▶ Set task
Return every line of the items below unchanged, character for character.

start

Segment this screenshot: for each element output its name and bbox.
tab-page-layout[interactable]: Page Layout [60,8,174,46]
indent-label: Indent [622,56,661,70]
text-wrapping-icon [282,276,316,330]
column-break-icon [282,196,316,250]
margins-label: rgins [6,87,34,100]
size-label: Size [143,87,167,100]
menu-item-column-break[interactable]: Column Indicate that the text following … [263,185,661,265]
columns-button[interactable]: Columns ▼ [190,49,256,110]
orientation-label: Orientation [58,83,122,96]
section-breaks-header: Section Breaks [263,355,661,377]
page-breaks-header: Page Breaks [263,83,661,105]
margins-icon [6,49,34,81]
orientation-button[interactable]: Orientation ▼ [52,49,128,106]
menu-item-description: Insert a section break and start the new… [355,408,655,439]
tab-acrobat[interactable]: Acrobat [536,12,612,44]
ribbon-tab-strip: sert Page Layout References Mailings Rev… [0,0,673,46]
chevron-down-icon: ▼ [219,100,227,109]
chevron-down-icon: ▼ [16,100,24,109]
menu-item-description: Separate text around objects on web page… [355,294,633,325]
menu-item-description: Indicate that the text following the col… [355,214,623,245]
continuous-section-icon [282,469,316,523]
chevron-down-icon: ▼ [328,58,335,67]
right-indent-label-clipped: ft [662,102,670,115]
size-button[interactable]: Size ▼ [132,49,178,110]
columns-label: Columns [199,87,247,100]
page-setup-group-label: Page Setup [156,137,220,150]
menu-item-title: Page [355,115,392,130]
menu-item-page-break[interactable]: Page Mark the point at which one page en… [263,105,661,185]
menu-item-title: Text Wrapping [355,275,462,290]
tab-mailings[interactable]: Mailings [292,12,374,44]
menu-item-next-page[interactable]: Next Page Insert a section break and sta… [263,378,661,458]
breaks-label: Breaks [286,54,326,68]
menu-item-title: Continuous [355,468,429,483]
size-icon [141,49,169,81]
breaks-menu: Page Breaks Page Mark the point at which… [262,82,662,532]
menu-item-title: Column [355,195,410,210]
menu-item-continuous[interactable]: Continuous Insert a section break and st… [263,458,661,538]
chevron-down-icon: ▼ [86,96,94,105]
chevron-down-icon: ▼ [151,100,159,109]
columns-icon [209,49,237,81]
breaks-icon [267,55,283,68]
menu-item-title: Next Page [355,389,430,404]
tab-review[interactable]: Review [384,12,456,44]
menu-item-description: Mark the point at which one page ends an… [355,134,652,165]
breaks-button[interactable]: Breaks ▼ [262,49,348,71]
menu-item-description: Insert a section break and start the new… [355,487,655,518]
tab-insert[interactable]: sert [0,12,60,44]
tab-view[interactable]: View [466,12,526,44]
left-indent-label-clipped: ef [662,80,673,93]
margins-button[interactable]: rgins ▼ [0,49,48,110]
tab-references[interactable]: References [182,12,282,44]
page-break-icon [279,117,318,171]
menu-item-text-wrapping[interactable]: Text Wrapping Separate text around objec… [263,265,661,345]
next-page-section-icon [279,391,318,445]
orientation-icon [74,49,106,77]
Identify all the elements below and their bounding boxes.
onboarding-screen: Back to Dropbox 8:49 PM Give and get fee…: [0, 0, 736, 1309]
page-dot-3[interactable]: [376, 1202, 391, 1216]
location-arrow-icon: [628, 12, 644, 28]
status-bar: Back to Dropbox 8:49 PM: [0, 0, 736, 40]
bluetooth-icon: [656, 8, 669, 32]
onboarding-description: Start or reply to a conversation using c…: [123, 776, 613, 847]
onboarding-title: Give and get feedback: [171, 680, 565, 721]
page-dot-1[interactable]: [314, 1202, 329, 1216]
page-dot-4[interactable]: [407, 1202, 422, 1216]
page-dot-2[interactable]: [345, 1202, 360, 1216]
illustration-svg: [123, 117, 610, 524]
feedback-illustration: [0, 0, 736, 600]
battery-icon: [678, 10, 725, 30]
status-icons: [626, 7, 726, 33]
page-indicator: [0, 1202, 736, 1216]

end

▶ Solution to this problem
Segment this screenshot: for each element output its name and bbox.
tab-page-layout[interactable]: Page Layout [60,8,174,46]
indent-label: Indent [622,56,661,70]
text-wrapping-icon [282,276,316,330]
column-break-icon [282,196,316,250]
margins-label: rgins [6,87,34,100]
size-label: Size [143,87,167,100]
menu-item-column-break[interactable]: Column Indicate that the text following … [263,185,661,265]
columns-button[interactable]: Columns ▼ [190,49,256,110]
orientation-label: Orientation [58,83,122,96]
section-breaks-header: Section Breaks [263,355,661,377]
page-breaks-header: Page Breaks [263,83,661,105]
margins-icon [6,49,34,81]
orientation-button[interactable]: Orientation ▼ [52,49,128,106]
menu-item-description: Insert a section break and start the new… [355,408,655,439]
tab-acrobat[interactable]: Acrobat [536,12,612,44]
ribbon-tab-strip: sert Page Layout References Mailings Rev… [0,0,673,46]
chevron-down-icon: ▼ [219,100,227,109]
chevron-down-icon: ▼ [16,100,24,109]
menu-item-description: Separate text around objects on web page… [355,294,633,325]
menu-item-description: Indicate that the text following the col… [355,214,623,245]
continuous-section-icon [282,469,316,523]
chevron-down-icon: ▼ [328,58,335,67]
right-indent-label-clipped: ft [662,102,670,115]
size-button[interactable]: Size ▼ [132,49,178,110]
columns-label: Columns [199,87,247,100]
page-setup-group-label: Page Setup [156,137,220,150]
menu-item-title: Page [355,115,392,130]
menu-item-page-break[interactable]: Page Mark the point at which one page en… [263,105,661,185]
menu-item-title: Text Wrapping [355,275,462,290]
tab-mailings[interactable]: Mailings [292,12,374,44]
menu-item-next-page[interactable]: Next Page Insert a section break and sta… [263,378,661,458]
breaks-label: Breaks [286,54,326,68]
menu-item-title: Continuous [355,468,429,483]
size-icon [141,49,169,81]
breaks-menu: Page Breaks Page Mark the point at which… [262,82,662,532]
menu-item-title: Column [355,195,410,210]
menu-item-continuous[interactable]: Continuous Insert a section break and st… [263,458,661,538]
chevron-down-icon: ▼ [86,96,94,105]
chevron-down-icon: ▼ [151,100,159,109]
columns-icon [209,49,237,81]
breaks-icon [267,55,283,68]
menu-item-title: Next Page [355,389,430,404]
tab-review[interactable]: Review [384,12,456,44]
menu-item-description: Mark the point at which one page ends an… [355,134,652,165]
breaks-button[interactable]: Breaks ▼ [262,49,348,71]
menu-item-description: Insert a section break and start the new… [355,487,655,518]
tab-insert[interactable]: sert [0,12,60,44]
tab-view[interactable]: View [466,12,526,44]
left-indent-label-clipped: ef [662,80,673,93]
margins-button[interactable]: rgins ▼ [0,49,48,110]
tab-references[interactable]: References [182,12,282,44]
page-break-icon [279,117,318,171]
menu-item-text-wrapping[interactable]: Text Wrapping Separate text around objec… [263,265,661,345]
next-page-section-icon [279,391,318,445]
orientation-icon [74,49,106,77]
Identify all the elements below and their bounding boxes.
onboarding-screen: Back to Dropbox 8:49 PM Give and get fee…: [0, 0, 736, 1309]
page-dot-3[interactable]: [376, 1202, 391, 1216]
location-arrow-icon: [628, 12, 644, 28]
status-bar: Back to Dropbox 8:49 PM: [0, 0, 736, 40]
bluetooth-icon: [656, 8, 669, 32]
onboarding-description: Start or reply to a conversation using c…: [123, 776, 613, 847]
onboarding-title: Give and get feedback: [171, 680, 565, 721]
page-dot-1[interactable]: [314, 1202, 329, 1216]
page-dot-4[interactable]: [407, 1202, 422, 1216]
page-dot-2[interactable]: [345, 1202, 360, 1216]
illustration-svg: [123, 117, 610, 524]
feedback-illustration: [0, 0, 736, 600]
battery-icon: [678, 10, 725, 30]
status-icons: [626, 7, 726, 33]
page-indicator: [0, 1202, 736, 1216]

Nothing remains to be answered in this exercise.